■ Data in this exercise:
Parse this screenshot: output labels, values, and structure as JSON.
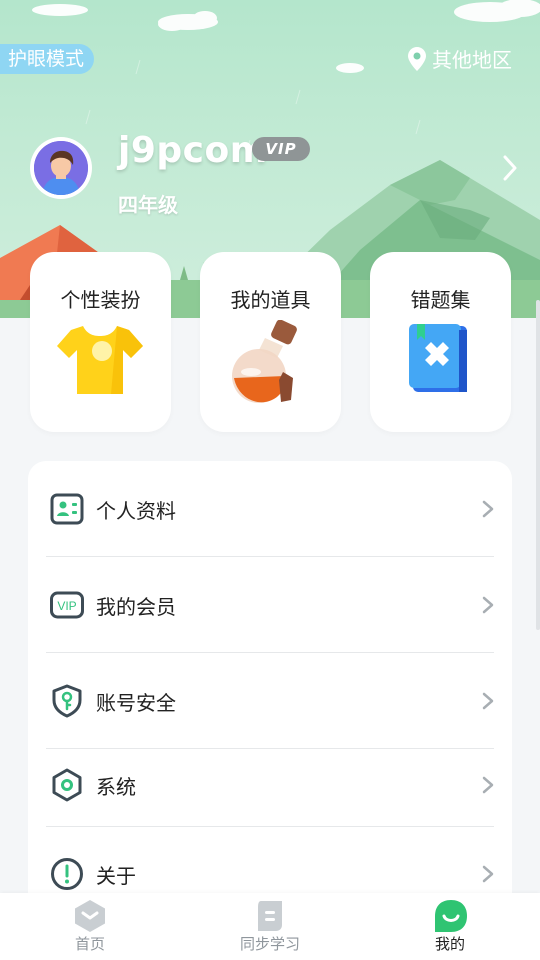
{
  "header": {
    "eye_mode_label": "护眼模式",
    "region_label": "其他地区"
  },
  "profile": {
    "username": "j9pcom",
    "vip_badge": "VIP",
    "grade": "四年级"
  },
  "cards": [
    {
      "label": "个性装扮",
      "icon": "tshirt-icon"
    },
    {
      "label": "我的道具",
      "icon": "potion-icon"
    },
    {
      "label": "错题集",
      "icon": "mistake-book-icon"
    }
  ],
  "menu": [
    {
      "label": "个人资料",
      "icon": "profile-card-icon"
    },
    {
      "label": "我的会员",
      "icon": "vip-icon"
    },
    {
      "label": "账号安全",
      "icon": "shield-key-icon"
    },
    {
      "label": "系统",
      "icon": "hexagon-settings-icon"
    },
    {
      "label": "关于",
      "icon": "info-icon"
    }
  ],
  "menu_icon_vip_text": "VIP",
  "tabbar": [
    {
      "label": "首页",
      "icon": "home-icon"
    },
    {
      "label": "同步学习",
      "icon": "sync-study-icon"
    },
    {
      "label": "我的",
      "icon": "me-icon"
    }
  ],
  "colors": {
    "accent": "#2fc472",
    "icon_stroke": "#3d4b55",
    "icon_green": "#34c27f",
    "tab_inactive": "#c9ced2"
  }
}
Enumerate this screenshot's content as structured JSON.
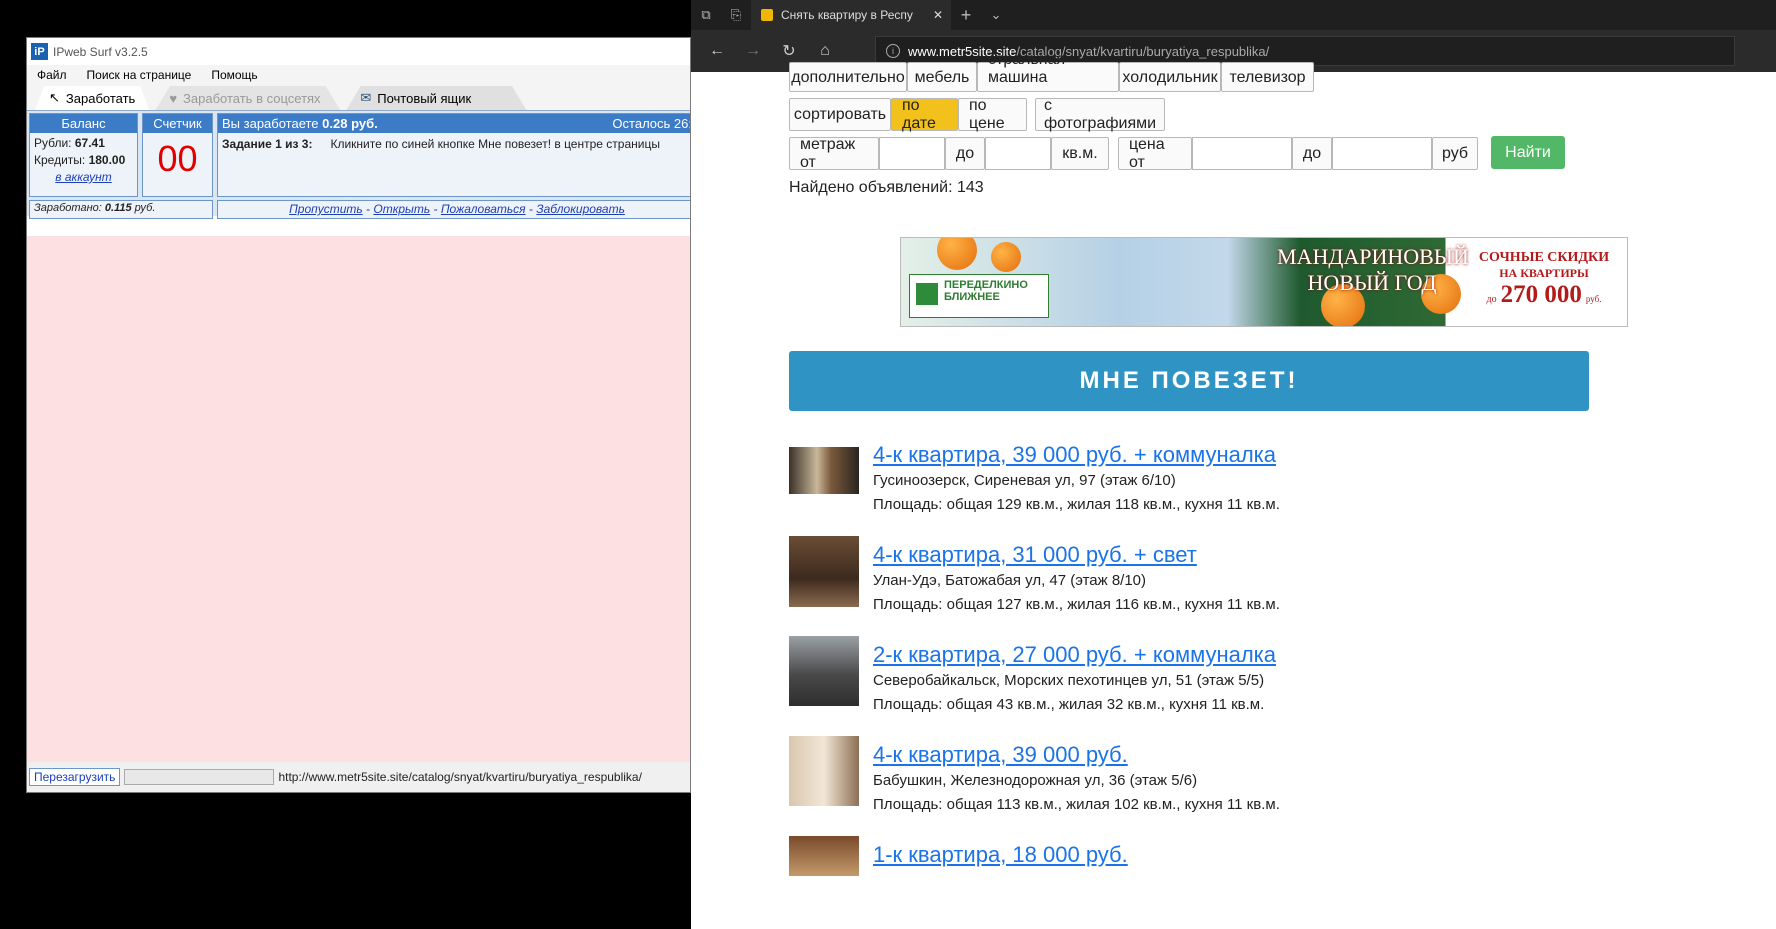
{
  "ipweb": {
    "title": "IPweb Surf v3.2.5",
    "logo": "iP",
    "menu": [
      "Файл",
      "Поиск на странице",
      "Помощь"
    ],
    "tabs": {
      "earn": "Заработать",
      "social": "Заработать в соцсетях",
      "mail": "Почтовый ящик"
    },
    "balance": {
      "header": "Баланс",
      "rub_label": "Рубли:",
      "rub_value": "67.41",
      "credit_label": "Кредиты:",
      "credit_value": "180.00",
      "account_link": "в аккаунт"
    },
    "counter": {
      "header": "Счетчик",
      "value": "00"
    },
    "task": {
      "earn_text": "Вы заработаете",
      "earn_value": "0.28 руб.",
      "remaining": "Осталось 26:",
      "label": "Задание 1 из 3:",
      "instruction": "Кликните по синей кнопке Мне повезет! в центре страницы"
    },
    "earned": {
      "label": "Заработано:",
      "value": "0.115",
      "unit": "руб."
    },
    "links": [
      "Пропустить",
      "Открыть",
      "Пожаловаться",
      "Заблокировать"
    ],
    "status": {
      "reload": "Перезагрузить",
      "url": "http://www.metr5site.site/catalog/snyat/kvartiru/buryatiya_respublika/"
    }
  },
  "browser": {
    "tab_title": "Снять квартиру в Респу",
    "url_host": "www.metr5site.site",
    "url_path": "/catalog/snyat/kvartiru/buryatiya_respublika/"
  },
  "filters": {
    "row1": [
      "дополнительно",
      "мебель",
      "стральная машина",
      "холодильник",
      "телевизор"
    ],
    "sort": [
      "сортировать",
      "по дате",
      "по цене",
      "с фотографиями"
    ],
    "range": {
      "area_from": "метраж от",
      "to": "до",
      "area_unit": "кв.м.",
      "price_from": "цена от",
      "price_unit": "руб"
    },
    "find": "Найти",
    "found": "Найдено объявлений: 143"
  },
  "banner": {
    "logo_line1": "ПЕРЕДЕЛКИНО",
    "logo_line2": "БЛИЖНЕЕ",
    "headline1": "МАНДАРИНОВЫЙ",
    "headline2": "НОВЫЙ ГОД",
    "right1": "СОЧНЫЕ СКИДКИ",
    "right2": "НА КВАРТИРЫ",
    "right_prefix": "до",
    "right_amount": "270 000",
    "right_suffix": "руб."
  },
  "lucky": "МНЕ ПОВЕЗЕТ!",
  "listings": [
    {
      "title": "4-к квартира, 39 000 руб. + коммуналка",
      "address": "Гусиноозерск, Сиреневая ул, 97 (этаж 6/10)",
      "area": "Площадь: общая 129 кв.м., жилая 118 кв.м., кухня 11 кв.м."
    },
    {
      "title": "4-к квартира, 31 000 руб. + свет",
      "address": "Улан-Удэ, Батожабая ул, 47 (этаж 8/10)",
      "area": "Площадь: общая 127 кв.м., жилая 116 кв.м., кухня 11 кв.м."
    },
    {
      "title": "2-к квартира, 27 000 руб. + коммуналка",
      "address": "Северобайкальск, Морских пехотинцев ул, 51 (этаж 5/5)",
      "area": "Площадь: общая 43 кв.м., жилая 32 кв.м., кухня 11 кв.м."
    },
    {
      "title": "4-к квартира, 39 000 руб.",
      "address": "Бабушкин, Железнодорожная ул, 36 (этаж 5/6)",
      "area": "Площадь: общая 113 кв.м., жилая 102 кв.м., кухня 11 кв.м."
    },
    {
      "title": "1-к квартира, 18 000 руб.",
      "address": "",
      "area": ""
    }
  ]
}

■ What to produce:
Each entry should be repeated exactly as it appears; the pictures stay out.

■ Written response:
Parse this screenshot: output labels, values, and structure as JSON.
{
  "header": {
    "eye_mode_label": "护眼模式",
    "region_label": "其他地区"
  },
  "profile": {
    "username": "j9pcom",
    "vip_badge": "VIP",
    "grade": "四年级"
  },
  "cards": [
    {
      "label": "个性装扮",
      "icon": "tshirt-icon"
    },
    {
      "label": "我的道具",
      "icon": "potion-icon"
    },
    {
      "label": "错题集",
      "icon": "mistake-book-icon"
    }
  ],
  "menu": [
    {
      "label": "个人资料",
      "icon": "profile-card-icon"
    },
    {
      "label": "我的会员",
      "icon": "vip-icon"
    },
    {
      "label": "账号安全",
      "icon": "shield-key-icon"
    },
    {
      "label": "系统",
      "icon": "hexagon-settings-icon"
    },
    {
      "label": "关于",
      "icon": "info-icon"
    }
  ],
  "menu_icon_vip_text": "VIP",
  "tabbar": [
    {
      "label": "首页",
      "icon": "home-icon"
    },
    {
      "label": "同步学习",
      "icon": "sync-study-icon"
    },
    {
      "label": "我的",
      "icon": "me-icon"
    }
  ],
  "colors": {
    "accent": "#2fc472",
    "icon_stroke": "#3d4b55",
    "icon_green": "#34c27f",
    "tab_inactive": "#c9ced2"
  }
}
Enumerate this screenshot's content as structured JSON.
{
  "ipweb": {
    "title": "IPweb Surf v3.2.5",
    "logo": "iP",
    "menu": [
      "Файл",
      "Поиск на странице",
      "Помощь"
    ],
    "tabs": {
      "earn": "Заработать",
      "social": "Заработать в соцсетях",
      "mail": "Почтовый ящик"
    },
    "balance": {
      "header": "Баланс",
      "rub_label": "Рубли:",
      "rub_value": "67.41",
      "credit_label": "Кредиты:",
      "credit_value": "180.00",
      "account_link": "в аккаунт"
    },
    "counter": {
      "header": "Счетчик",
      "value": "00"
    },
    "task": {
      "earn_text": "Вы заработаете",
      "earn_value": "0.28 руб.",
      "remaining": "Осталось 26:",
      "label": "Задание 1 из 3:",
      "instruction": "Кликните по синей кнопке Мне повезет! в центре страницы"
    },
    "earned": {
      "label": "Заработано:",
      "value": "0.115",
      "unit": "руб."
    },
    "links": [
      "Пропустить",
      "Открыть",
      "Пожаловаться",
      "Заблокировать"
    ],
    "status": {
      "reload": "Перезагрузить",
      "url": "http://www.metr5site.site/catalog/snyat/kvartiru/buryatiya_respublika/"
    }
  },
  "browser": {
    "tab_title": "Снять квартиру в Респу",
    "url_host": "www.metr5site.site",
    "url_path": "/catalog/snyat/kvartiru/buryatiya_respublika/"
  },
  "filters": {
    "row1": [
      "дополнительно",
      "мебель",
      "стральная машина",
      "холодильник",
      "телевизор"
    ],
    "sort": [
      "сортировать",
      "по дате",
      "по цене",
      "с фотографиями"
    ],
    "range": {
      "area_from": "метраж от",
      "to": "до",
      "area_unit": "кв.м.",
      "price_from": "цена от",
      "price_unit": "руб"
    },
    "find": "Найти",
    "found": "Найдено объявлений: 143"
  },
  "banner": {
    "logo_line1": "ПЕРЕДЕЛКИНО",
    "logo_line2": "БЛИЖНЕЕ",
    "headline1": "МАНДАРИНОВЫЙ",
    "headline2": "НОВЫЙ ГОД",
    "right1": "СОЧНЫЕ СКИДКИ",
    "right2": "НА КВАРТИРЫ",
    "right_prefix": "до",
    "right_amount": "270 000",
    "right_suffix": "руб."
  },
  "lucky": "МНЕ ПОВЕЗЕТ!",
  "listings": [
    {
      "title": "4-к квартира, 39 000 руб. + коммуналка",
      "address": "Гусиноозерск, Сиреневая ул, 97 (этаж 6/10)",
      "area": "Площадь: общая 129 кв.м., жилая 118 кв.м., кухня 11 кв.м."
    },
    {
      "title": "4-к квартира, 31 000 руб. + свет",
      "address": "Улан-Удэ, Батожабая ул, 47 (этаж 8/10)",
      "area": "Площадь: общая 127 кв.м., жилая 116 кв.м., кухня 11 кв.м."
    },
    {
      "title": "2-к квартира, 27 000 руб. + коммуналка",
      "address": "Северобайкальск, Морских пехотинцев ул, 51 (этаж 5/5)",
      "area": "Площадь: общая 43 кв.м., жилая 32 кв.м., кухня 11 кв.м."
    },
    {
      "title": "4-к квартира, 39 000 руб.",
      "address": "Бабушкин, Железнодорожная ул, 36 (этаж 5/6)",
      "area": "Площадь: общая 113 кв.м., жилая 102 кв.м., кухня 11 кв.м."
    },
    {
      "title": "1-к квартира, 18 000 руб.",
      "address": "",
      "area": ""
    }
  ]
}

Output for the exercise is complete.